#### Required task:
With the pictures left out, copy the listing below exactly.
------------------------------------------------
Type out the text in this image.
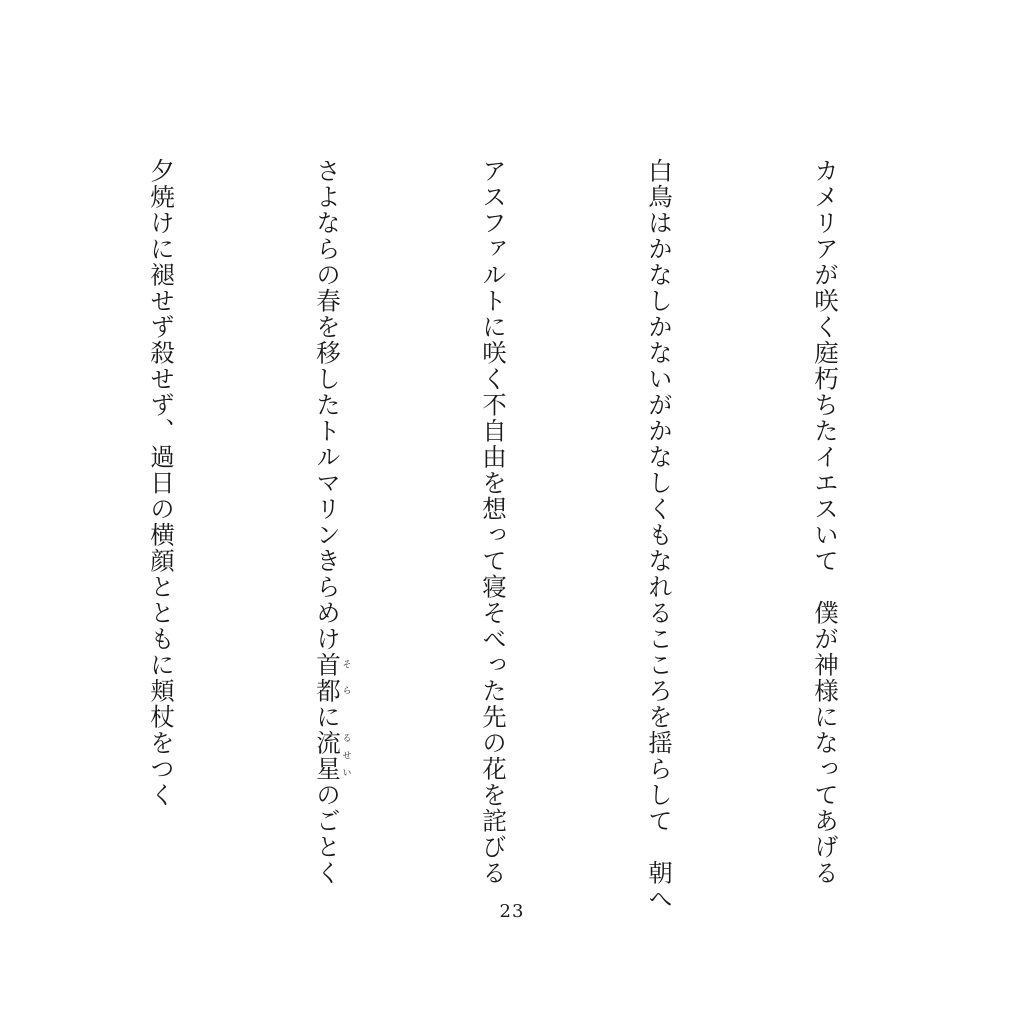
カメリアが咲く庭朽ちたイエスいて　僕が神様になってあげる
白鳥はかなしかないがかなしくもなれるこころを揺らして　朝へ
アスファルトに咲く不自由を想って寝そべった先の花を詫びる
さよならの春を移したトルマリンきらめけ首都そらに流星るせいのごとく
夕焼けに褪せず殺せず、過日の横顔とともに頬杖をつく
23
------------------------------------------------
#### Answer to this problem:
Type out the text in this image.
カメリアが咲く庭朽ちたイエスいて　僕が神様になってあげる
白鳥はかなしかないがかなしくもなれるこころを揺らして　朝へ
アスファルトに咲く不自由を想って寝そべった先の花を詫びる
さよならの春を移したトルマリンきらめけ首都そらに流星るせいのごとく
夕焼けに褪せず殺せず、過日の横顔とともに頬杖をつく
23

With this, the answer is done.